Exercise instructions:
Copy all the entries word for word, but omit the pictures.

Dataset rows:
★ ★ ★ ★ ★ ★ ★
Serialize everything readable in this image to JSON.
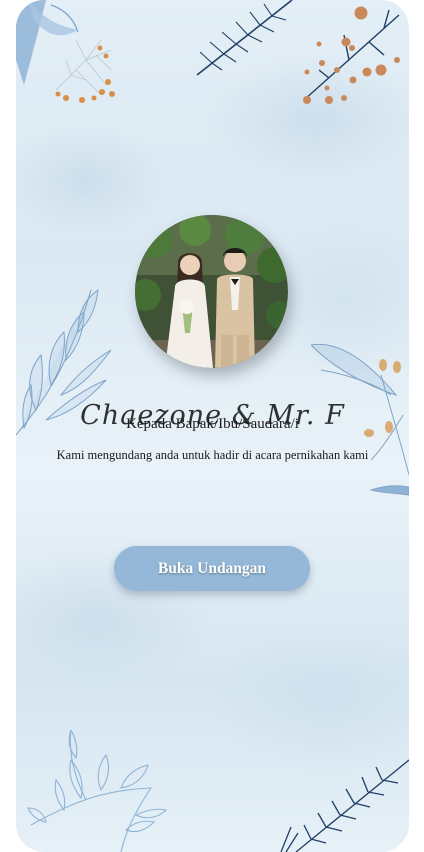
{
  "invitation": {
    "couple_names": "Chaezone & Mr. F",
    "greeting": "Kepada Bapak/Ibu/Saudara/i",
    "message": "Kami mengundang anda untuk hadir di acara pernikahan kami",
    "open_button_label": "Buka Undangan",
    "portrait_alt": "couple-portrait"
  },
  "theme": {
    "accent": "#95b8d8",
    "leaf_blue": "#8fb3d6",
    "leaf_navy": "#1f3f66",
    "berry_orange": "#d98f46",
    "background": "#e3eef6"
  }
}
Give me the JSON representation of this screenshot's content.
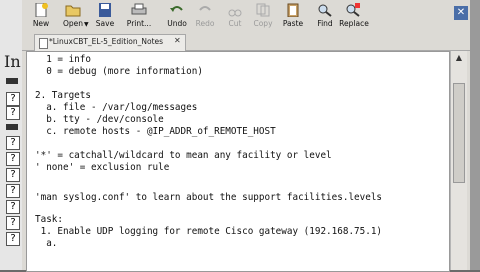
{
  "toolbar": {
    "new": "New",
    "open": "Open",
    "save": "Save",
    "print": "Print...",
    "undo": "Undo",
    "redo": "Redo",
    "cut": "Cut",
    "copy": "Copy",
    "paste": "Paste",
    "find": "Find",
    "replace": "Replace"
  },
  "tab": {
    "label": "*LinuxCBT_EL-5_Edition_Notes"
  },
  "background_glyph": "In",
  "editor": {
    "lines": [
      "  1 = info",
      "  0 = debug (more information)",
      "",
      "2. Targets",
      "  a. file - /var/log/messages",
      "  b. tty - /dev/console",
      "  c. remote hosts - @IP_ADDR_of_REMOTE_HOST",
      "",
      "'*' = catchall/wildcard to mean any facility or level",
      "' none' = exclusion rule",
      "",
      "",
      "'man syslog.conf' to learn about the support facilities.levels",
      "",
      "Task:",
      " 1. Enable UDP logging for remote Cisco gateway (192.168.75.1)",
      "  a."
    ]
  }
}
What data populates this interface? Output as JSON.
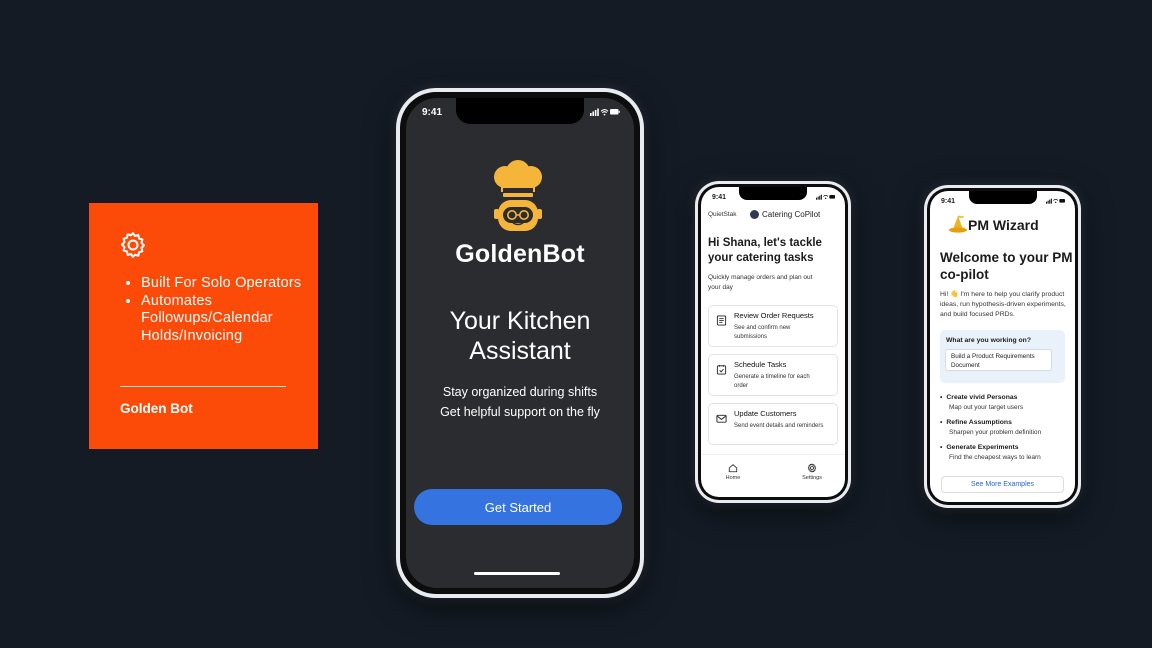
{
  "colors": {
    "background": "#141b25",
    "accent_orange": "#fc4a08",
    "cta_blue": "#3574e0",
    "logo_gold": "#f5b53a"
  },
  "card": {
    "icon": "gear-icon",
    "bullets": [
      "Built For Solo Operators",
      "Automates Followups/Calendar Holds/Invoicing"
    ],
    "title": "Golden Bot"
  },
  "goldenbot": {
    "status_time": "9:41",
    "logo_icon": "chef-robot-icon",
    "brand": "GoldenBot",
    "headline_line1": "Your Kitchen",
    "headline_line2": "Assistant",
    "sub_line1": "Stay organized during shifts",
    "sub_line2": "Get helpful support on the fly",
    "cta": "Get Started"
  },
  "catering": {
    "status_time": "9:41",
    "company": "QuietStak",
    "app_name": "Catering CoPilot",
    "greeting": "Hi Shana, let's tackle your catering tasks",
    "subtitle": "Quickly manage orders and plan out your day",
    "tasks": [
      {
        "icon": "document-icon",
        "title": "Review Order Requests",
        "desc": "See and confirm new submissions"
      },
      {
        "icon": "calendar-check-icon",
        "title": "Schedule Tasks",
        "desc": "Generate a timeline for each order"
      },
      {
        "icon": "mail-icon",
        "title": "Update Customers",
        "desc": "Send event details and reminders"
      }
    ],
    "tabs": [
      {
        "icon": "home-icon",
        "label": "Home"
      },
      {
        "icon": "gear-icon",
        "label": "Settings"
      }
    ]
  },
  "pmwizard": {
    "status_time": "9:41",
    "logo_icon": "wizard-hat-icon",
    "app_name": "PM Wizard",
    "welcome": "Welcome to your PM co-pilot",
    "intro": "Hi! 👋 I'm here to help you clarify product ideas, run hypothesis-driven experiments, and build focused PRDs.",
    "question": "What are you working on?",
    "answer": "Build a Product Requirements Document",
    "features": [
      {
        "title": "Create vivid Personas",
        "desc": "Map out your target users"
      },
      {
        "title": "Refine Assumptions",
        "desc": "Sharpen your problem definition"
      },
      {
        "title": "Generate Experiments",
        "desc": "Find the cheapest ways to learn"
      }
    ],
    "more_button": "See More Examples"
  }
}
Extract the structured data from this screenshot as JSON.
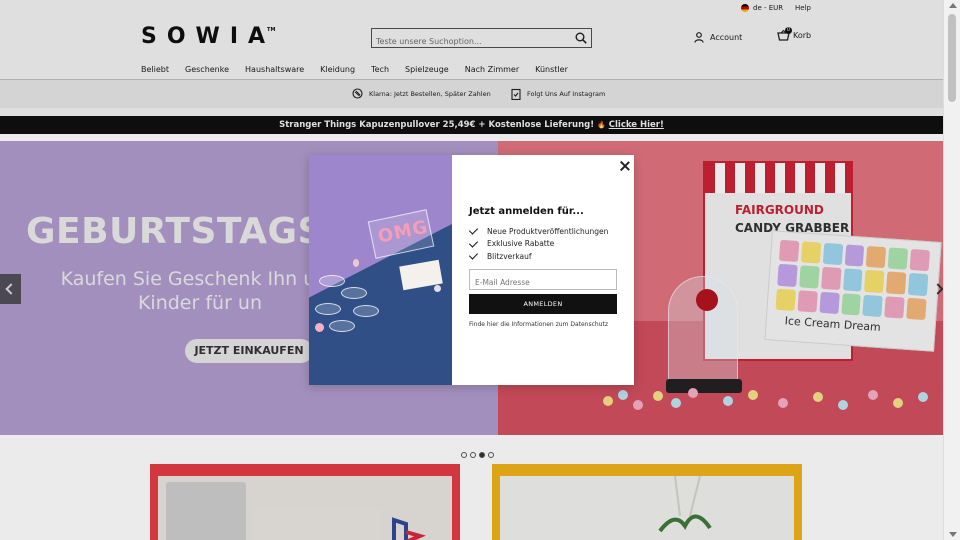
{
  "topbar": {
    "locale": "de - EUR",
    "help": "Help"
  },
  "header": {
    "logo": "SOWIA",
    "logo_mark": "TM",
    "search_placeholder": "Teste unsere Suchoption...",
    "account_label": "Account",
    "basket_label": "Korb",
    "basket_count": "0"
  },
  "nav": {
    "items": [
      "Beliebt",
      "Geschenke",
      "Haushaltsware",
      "Kleidung",
      "Tech",
      "Spielzeuge",
      "Nach Zimmer",
      "Künstler"
    ]
  },
  "usp": {
    "klarna": "Klarna: Jetzt Bestellen, Später Zahlen",
    "instagram": "Folgt Uns Auf Instagram"
  },
  "promo": {
    "text": "Stranger Things Kapuzenpullover 25,49€ + Kostenlose Lieferung!",
    "emoji": "🔥",
    "link": "Clicke Hier!"
  },
  "hero": {
    "title": "GEBURTSTAGSGE",
    "subtitle": "Kaufen Sie Geschenk Ihn und Kinder für un",
    "button": "JETZT EINKAUFEN",
    "candy_box_line1": "FAIRGROUND",
    "candy_box_line2": "CANDY GRABBER",
    "ice_label": "Ice Cream Dream",
    "slides_total": 4,
    "slide_active": 3
  },
  "modal": {
    "neon_text": "OMG",
    "title": "Jetzt anmelden für...",
    "benefits": [
      "Neue Produktveröffentlichungen",
      "Exklusive Rabatte",
      "Blitzverkauf"
    ],
    "email_placeholder": "E-Mail Adresse",
    "signup_button": "ANMELDEN",
    "privacy_text": "Finde hier die Informationen zum Datenschutz"
  },
  "colors": {
    "hero_left": "#b09cce",
    "hero_right": "#d3505f",
    "tile1_border": "#e43b44",
    "tile2_border": "#f0b21a",
    "promo_bar": "#111111"
  }
}
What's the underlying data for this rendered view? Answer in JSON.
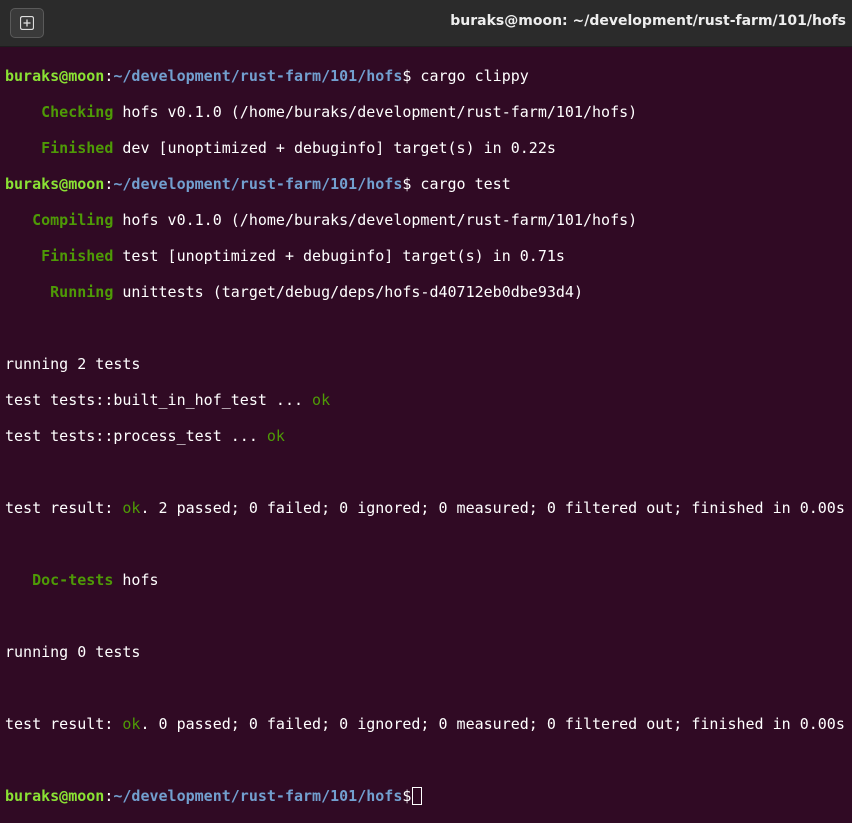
★ ★ ★ ★ ★ ★ ★
Exercise answer:
Serialize everything readable in this image to JSON.
{
  "invitation": {
    "couple_names": "Chaezone & Mr. F",
    "greeting": "Kepada Bapak/Ibu/Saudara/i",
    "message": "Kami mengundang anda untuk hadir di acara pernikahan kami",
    "open_button_label": "Buka Undangan",
    "portrait_alt": "couple-portrait"
  },
  "theme": {
    "accent": "#95b8d8",
    "leaf_blue": "#8fb3d6",
    "leaf_navy": "#1f3f66",
    "berry_orange": "#d98f46",
    "background": "#e3eef6"
  }
}
Give me the JSON representation of this screenshot's content.
{
  "toolbar": {
    "new": "New",
    "open": "Open",
    "save": "Save",
    "print": "Print...",
    "undo": "Undo",
    "redo": "Redo",
    "cut": "Cut",
    "copy": "Copy",
    "paste": "Paste",
    "find": "Find",
    "replace": "Replace"
  },
  "tab": {
    "label": "*LinuxCBT_EL-5_Edition_Notes"
  },
  "background_glyph": "In",
  "editor": {
    "lines": [
      "  1 = info",
      "  0 = debug (more information)",
      "",
      "2. Targets",
      "  a. file - /var/log/messages",
      "  b. tty - /dev/console",
      "  c. remote hosts - @IP_ADDR_of_REMOTE_HOST",
      "",
      "'*' = catchall/wildcard to mean any facility or level",
      "' none' = exclusion rule",
      "",
      "",
      "'man syslog.conf' to learn about the support facilities.levels",
      "",
      "Task:",
      " 1. Enable UDP logging for remote Cisco gateway (192.168.75.1)",
      "  a."
    ]
  }
}
What data populates this interface? Output as JSON.
{
  "colors": {
    "background": "#141b25",
    "accent_orange": "#fc4a08",
    "cta_blue": "#3574e0",
    "logo_gold": "#f5b53a"
  },
  "card": {
    "icon": "gear-icon",
    "bullets": [
      "Built For Solo Operators",
      "Automates Followups/Calendar Holds/Invoicing"
    ],
    "title": "Golden Bot"
  },
  "goldenbot": {
    "status_time": "9:41",
    "logo_icon": "chef-robot-icon",
    "brand": "GoldenBot",
    "headline_line1": "Your Kitchen",
    "headline_line2": "Assistant",
    "sub_line1": "Stay organized during shifts",
    "sub_line2": "Get helpful support on the fly",
    "cta": "Get Started"
  },
  "catering": {
    "status_time": "9:41",
    "company": "QuietStak",
    "app_name": "Catering CoPilot",
    "greeting": "Hi Shana, let's tackle your catering tasks",
    "subtitle": "Quickly manage orders and plan out your day",
    "tasks": [
      {
        "icon": "document-icon",
        "title": "Review Order Requests",
        "desc": "See and confirm new submissions"
      },
      {
        "icon": "calendar-check-icon",
        "title": "Schedule Tasks",
        "desc": "Generate a timeline for each order"
      },
      {
        "icon": "mail-icon",
        "title": "Update Customers",
        "desc": "Send event details and reminders"
      }
    ],
    "tabs": [
      {
        "icon": "home-icon",
        "label": "Home"
      },
      {
        "icon": "gear-icon",
        "label": "Settings"
      }
    ]
  },
  "pmwizard": {
    "status_time": "9:41",
    "logo_icon": "wizard-hat-icon",
    "app_name": "PM Wizard",
    "welcome": "Welcome to your PM co-pilot",
    "intro": "Hi! 👋 I'm here to help you clarify product ideas, run hypothesis-driven experiments, and build focused PRDs.",
    "question": "What are you working on?",
    "answer": "Build a Product Requirements Document",
    "features": [
      {
        "title": "Create vivid Personas",
        "desc": "Map out your target users"
      },
      {
        "title": "Refine Assumptions",
        "desc": "Sharpen your problem definition"
      },
      {
        "title": "Generate Experiments",
        "desc": "Find the cheapest ways to learn"
      }
    ],
    "more_button": "See More Examples"
  }
}
Extract the structured data from this screenshot as JSON.
{
  "topbar": {
    "locale": "de - EUR",
    "help": "Help"
  },
  "header": {
    "logo": "SOWIA",
    "logo_mark": "TM",
    "search_placeholder": "Teste unsere Suchoption...",
    "account_label": "Account",
    "basket_label": "Korb",
    "basket_count": "0"
  },
  "nav": {
    "items": [
      "Beliebt",
      "Geschenke",
      "Haushaltsware",
      "Kleidung",
      "Tech",
      "Spielzeuge",
      "Nach Zimmer",
      "Künstler"
    ]
  },
  "usp": {
    "klarna": "Klarna: Jetzt Bestellen, Später Zahlen",
    "instagram": "Folgt Uns Auf Instagram"
  },
  "promo": {
    "text": "Stranger Things Kapuzenpullover 25,49€ + Kostenlose Lieferung!",
    "emoji": "🔥",
    "link": "Clicke Hier!"
  },
  "hero": {
    "title": "GEBURTSTAGSGE",
    "subtitle": "Kaufen Sie Geschenk Ihn und Kinder für un",
    "button": "JETZT EINKAUFEN",
    "candy_box_line1": "FAIRGROUND",
    "candy_box_line2": "CANDY GRABBER",
    "ice_label": "Ice Cream Dream",
    "slides_total": 4,
    "slide_active": 3
  },
  "modal": {
    "neon_text": "OMG",
    "title": "Jetzt anmelden für...",
    "benefits": [
      "Neue Produktveröffentlichungen",
      "Exklusive Rabatte",
      "Blitzverkauf"
    ],
    "email_placeholder": "E-Mail Adresse",
    "signup_button": "ANMELDEN",
    "privacy_text": "Finde hier die Informationen zum Datenschutz"
  },
  "colors": {
    "hero_left": "#b09cce",
    "hero_right": "#d3505f",
    "tile1_border": "#e43b44",
    "tile2_border": "#f0b21a",
    "promo_bar": "#111111"
  }
}
What's the underlying data for this rendered view? Answer in JSON.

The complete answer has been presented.